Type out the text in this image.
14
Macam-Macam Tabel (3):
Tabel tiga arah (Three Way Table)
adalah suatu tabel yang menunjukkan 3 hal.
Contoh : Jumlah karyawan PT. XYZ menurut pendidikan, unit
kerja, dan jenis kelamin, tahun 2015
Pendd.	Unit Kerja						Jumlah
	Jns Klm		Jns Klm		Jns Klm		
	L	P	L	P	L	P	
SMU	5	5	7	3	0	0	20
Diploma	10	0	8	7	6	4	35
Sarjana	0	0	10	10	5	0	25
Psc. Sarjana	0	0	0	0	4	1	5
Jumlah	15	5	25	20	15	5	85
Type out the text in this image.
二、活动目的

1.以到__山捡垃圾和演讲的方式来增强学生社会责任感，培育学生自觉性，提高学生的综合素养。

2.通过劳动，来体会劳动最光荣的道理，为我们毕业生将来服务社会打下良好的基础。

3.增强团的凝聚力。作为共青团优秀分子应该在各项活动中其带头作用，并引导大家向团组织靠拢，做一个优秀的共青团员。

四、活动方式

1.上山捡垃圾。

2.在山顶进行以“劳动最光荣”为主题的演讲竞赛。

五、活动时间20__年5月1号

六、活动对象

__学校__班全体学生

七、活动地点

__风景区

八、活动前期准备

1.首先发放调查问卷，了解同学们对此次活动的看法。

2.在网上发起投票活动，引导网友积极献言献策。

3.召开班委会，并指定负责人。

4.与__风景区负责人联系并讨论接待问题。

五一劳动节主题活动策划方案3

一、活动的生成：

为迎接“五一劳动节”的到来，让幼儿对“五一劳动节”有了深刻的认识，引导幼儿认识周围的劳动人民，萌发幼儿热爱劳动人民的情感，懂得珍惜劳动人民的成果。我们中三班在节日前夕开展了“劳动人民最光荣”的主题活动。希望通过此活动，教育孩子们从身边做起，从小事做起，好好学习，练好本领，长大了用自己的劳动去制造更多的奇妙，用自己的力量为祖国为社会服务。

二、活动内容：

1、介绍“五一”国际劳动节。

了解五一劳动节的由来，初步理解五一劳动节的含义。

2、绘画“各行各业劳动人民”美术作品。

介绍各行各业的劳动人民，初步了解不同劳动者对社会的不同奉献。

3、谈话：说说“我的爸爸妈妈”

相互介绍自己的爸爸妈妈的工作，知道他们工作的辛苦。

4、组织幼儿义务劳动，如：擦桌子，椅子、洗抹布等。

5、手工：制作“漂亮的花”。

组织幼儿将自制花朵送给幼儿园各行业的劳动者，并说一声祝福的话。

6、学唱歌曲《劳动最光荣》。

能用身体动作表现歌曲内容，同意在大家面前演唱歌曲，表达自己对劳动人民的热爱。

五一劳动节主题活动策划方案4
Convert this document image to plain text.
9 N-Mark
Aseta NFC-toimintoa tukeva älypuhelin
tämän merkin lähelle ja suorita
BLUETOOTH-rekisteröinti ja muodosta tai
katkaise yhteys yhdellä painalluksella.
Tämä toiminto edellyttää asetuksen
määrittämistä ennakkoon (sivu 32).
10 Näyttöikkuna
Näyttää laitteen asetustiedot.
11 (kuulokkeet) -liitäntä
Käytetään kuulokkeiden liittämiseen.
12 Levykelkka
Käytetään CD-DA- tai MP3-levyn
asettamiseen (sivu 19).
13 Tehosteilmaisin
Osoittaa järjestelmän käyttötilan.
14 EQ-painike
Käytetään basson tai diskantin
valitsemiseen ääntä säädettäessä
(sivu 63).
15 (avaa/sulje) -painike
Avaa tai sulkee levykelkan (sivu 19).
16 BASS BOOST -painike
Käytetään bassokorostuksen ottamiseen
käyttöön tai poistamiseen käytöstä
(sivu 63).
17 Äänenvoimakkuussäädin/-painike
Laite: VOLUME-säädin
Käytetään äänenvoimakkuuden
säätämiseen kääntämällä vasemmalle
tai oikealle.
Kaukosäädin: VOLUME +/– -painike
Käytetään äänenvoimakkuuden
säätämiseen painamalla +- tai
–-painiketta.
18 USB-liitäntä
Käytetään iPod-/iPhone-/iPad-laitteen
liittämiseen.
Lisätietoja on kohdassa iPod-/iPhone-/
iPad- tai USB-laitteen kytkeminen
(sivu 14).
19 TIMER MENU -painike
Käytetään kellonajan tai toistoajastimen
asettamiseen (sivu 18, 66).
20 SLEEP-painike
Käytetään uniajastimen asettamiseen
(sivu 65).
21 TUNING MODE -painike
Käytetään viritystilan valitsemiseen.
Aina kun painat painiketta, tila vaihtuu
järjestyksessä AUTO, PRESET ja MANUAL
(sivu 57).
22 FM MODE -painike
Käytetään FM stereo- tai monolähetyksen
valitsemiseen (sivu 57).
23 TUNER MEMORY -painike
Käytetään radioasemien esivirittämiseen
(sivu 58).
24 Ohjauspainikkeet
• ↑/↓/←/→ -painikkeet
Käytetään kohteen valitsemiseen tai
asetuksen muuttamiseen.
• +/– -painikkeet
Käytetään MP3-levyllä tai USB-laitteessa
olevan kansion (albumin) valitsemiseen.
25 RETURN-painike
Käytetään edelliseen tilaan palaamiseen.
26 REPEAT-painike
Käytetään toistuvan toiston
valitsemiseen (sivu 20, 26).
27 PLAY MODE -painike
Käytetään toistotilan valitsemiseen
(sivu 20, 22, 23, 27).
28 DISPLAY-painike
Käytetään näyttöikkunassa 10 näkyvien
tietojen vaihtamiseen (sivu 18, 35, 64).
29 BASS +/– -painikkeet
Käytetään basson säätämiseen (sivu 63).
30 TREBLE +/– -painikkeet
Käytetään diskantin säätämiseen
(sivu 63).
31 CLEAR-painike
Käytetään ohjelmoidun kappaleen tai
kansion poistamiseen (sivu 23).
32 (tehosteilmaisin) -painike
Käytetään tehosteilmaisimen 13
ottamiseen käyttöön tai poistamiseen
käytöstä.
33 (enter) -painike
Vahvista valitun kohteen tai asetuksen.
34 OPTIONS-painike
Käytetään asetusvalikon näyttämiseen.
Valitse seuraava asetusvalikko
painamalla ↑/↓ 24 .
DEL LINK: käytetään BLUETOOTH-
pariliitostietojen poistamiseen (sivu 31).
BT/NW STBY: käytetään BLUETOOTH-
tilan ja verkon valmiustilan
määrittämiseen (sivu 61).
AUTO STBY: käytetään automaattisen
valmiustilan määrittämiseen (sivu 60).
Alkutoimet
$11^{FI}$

--- Requirements ---
Please set down the whole listing above without altering a single line.

--- Result of the exercise ---
Type out the text in this image.
14
Macam-Macam Tabel (3):
Tabel tiga arah (Three Way Table)
adalah suatu tabel yang menunjukkan 3 hal.
Contoh : Jumlah karyawan PT. XYZ menurut pendidikan, unit
kerja, dan jenis kelamin, tahun 2015
Pendd.	Unit Kerja						Jumlah
	Jns Klm		Jns Klm		Jns Klm		
	L	P	L	P	L	P	
SMU	5	5	7	3	0	0	20
Diploma	10	0	8	7	6	4	35
Sarjana	0	0	10	10	5	0	25
Psc. Sarjana	0	0	0	0	4	1	5
Jumlah	15	5	25	20	15	5	85
Type out the text in this image.
二、活动目的

1.以到__山捡垃圾和演讲的方式来增强学生社会责任感，培育学生自觉性，提高学生的综合素养。

2.通过劳动，来体会劳动最光荣的道理，为我们毕业生将来服务社会打下良好的基础。

3.增强团的凝聚力。作为共青团优秀分子应该在各项活动中其带头作用，并引导大家向团组织靠拢，做一个优秀的共青团员。

四、活动方式

1.上山捡垃圾。

2.在山顶进行以“劳动最光荣”为主题的演讲竞赛。

五、活动时间20__年5月1号

六、活动对象

__学校__班全体学生

七、活动地点

__风景区

八、活动前期准备

1.首先发放调查问卷，了解同学们对此次活动的看法。

2.在网上发起投票活动，引导网友积极献言献策。

3.召开班委会，并指定负责人。

4.与__风景区负责人联系并讨论接待问题。

五一劳动节主题活动策划方案3

一、活动的生成：

为迎接“五一劳动节”的到来，让幼儿对“五一劳动节”有了深刻的认识，引导幼儿认识周围的劳动人民，萌发幼儿热爱劳动人民的情感，懂得珍惜劳动人民的成果。我们中三班在节日前夕开展了“劳动人民最光荣”的主题活动。希望通过此活动，教育孩子们从身边做起，从小事做起，好好学习，练好本领，长大了用自己的劳动去制造更多的奇妙，用自己的力量为祖国为社会服务。

二、活动内容：

1、介绍“五一”国际劳动节。

了解五一劳动节的由来，初步理解五一劳动节的含义。

2、绘画“各行各业劳动人民”美术作品。

介绍各行各业的劳动人民，初步了解不同劳动者对社会的不同奉献。

3、谈话：说说“我的爸爸妈妈”

相互介绍自己的爸爸妈妈的工作，知道他们工作的辛苦。

4、组织幼儿义务劳动，如：擦桌子，椅子、洗抹布等。

5、手工：制作“漂亮的花”。

组织幼儿将自制花朵送给幼儿园各行业的劳动者，并说一声祝福的话。

6、学唱歌曲《劳动最光荣》。

能用身体动作表现歌曲内容，同意在大家面前演唱歌曲，表达自己对劳动人民的热爱。

五一劳动节主题活动策划方案4
Convert this document image to plain text.
9 N-Mark
Aseta NFC-toimintoa tukeva älypuhelin
tämän merkin lähelle ja suorita
BLUETOOTH-rekisteröinti ja muodosta tai
katkaise yhteys yhdellä painalluksella.
Tämä toiminto edellyttää asetuksen
määrittämistä ennakkoon (sivu 32).
10 Näyttöikkuna
Näyttää laitteen asetustiedot.
11 (kuulokkeet) -liitäntä
Käytetään kuulokkeiden liittämiseen.
12 Levykelkka
Käytetään CD-DA- tai MP3-levyn
asettamiseen (sivu 19).
13 Tehosteilmaisin
Osoittaa järjestelmän käyttötilan.
14 EQ-painike
Käytetään basson tai diskantin
valitsemiseen ääntä säädettäessä
(sivu 63).
15 (avaa/sulje) -painike
Avaa tai sulkee levykelkan (sivu 19).
16 BASS BOOST -painike
Käytetään bassokorostuksen ottamiseen
käyttöön tai poistamiseen käytöstä
(sivu 63).
17 Äänenvoimakkuussäädin/-painike
Laite: VOLUME-säädin
Käytetään äänenvoimakkuuden
säätämiseen kääntämällä vasemmalle
tai oikealle.
Kaukosäädin: VOLUME +/– -painike
Käytetään äänenvoimakkuuden
säätämiseen painamalla +- tai
–-painiketta.
18 USB-liitäntä
Käytetään iPod-/iPhone-/iPad-laitteen
liittämiseen.
Lisätietoja on kohdassa iPod-/iPhone-/
iPad- tai USB-laitteen kytkeminen
(sivu 14).
19 TIMER MENU -painike
Käytetään kellonajan tai toistoajastimen
asettamiseen (sivu 18, 66).
20 SLEEP-painike
Käytetään uniajastimen asettamiseen
(sivu 65).
21 TUNING MODE -painike
Käytetään viritystilan valitsemiseen.
Aina kun painat painiketta, tila vaihtuu
järjestyksessä AUTO, PRESET ja MANUAL
(sivu 57).
22 FM MODE -painike
Käytetään FM stereo- tai monolähetyksen
valitsemiseen (sivu 57).
23 TUNER MEMORY -painike
Käytetään radioasemien esivirittämiseen
(sivu 58).
24 Ohjauspainikkeet
• ↑/↓/←/→ -painikkeet
Käytetään kohteen valitsemiseen tai
asetuksen muuttamiseen.
• +/– -painikkeet
Käytetään MP3-levyllä tai USB-laitteessa
olevan kansion (albumin) valitsemiseen.
25 RETURN-painike
Käytetään edelliseen tilaan palaamiseen.
26 REPEAT-painike
Käytetään toistuvan toiston
valitsemiseen (sivu 20, 26).
27 PLAY MODE -painike
Käytetään toistotilan valitsemiseen
(sivu 20, 22, 23, 27).
28 DISPLAY-painike
Käytetään näyttöikkunassa 10 näkyvien
tietojen vaihtamiseen (sivu 18, 35, 64).
29 BASS +/– -painikkeet
Käytetään basson säätämiseen (sivu 63).
30 TREBLE +/– -painikkeet
Käytetään diskantin säätämiseen
(sivu 63).
31 CLEAR-painike
Käytetään ohjelmoidun kappaleen tai
kansion poistamiseen (sivu 23).
32 (tehosteilmaisin) -painike
Käytetään tehosteilmaisimen 13
ottamiseen käyttöön tai poistamiseen
käytöstä.
33 (enter) -painike
Vahvista valitun kohteen tai asetuksen.
34 OPTIONS-painike
Käytetään asetusvalikon näyttämiseen.
Valitse seuraava asetusvalikko
painamalla ↑/↓ 24 .
DEL LINK: käytetään BLUETOOTH-
pariliitostietojen poistamiseen (sivu 31).
BT/NW STBY: käytetään BLUETOOTH-
tilan ja verkon valmiustilan
määrittämiseen (sivu 61).
AUTO STBY: käytetään automaattisen
valmiustilan määrittämiseen (sivu 60).
Alkutoimet
$11^{FI}$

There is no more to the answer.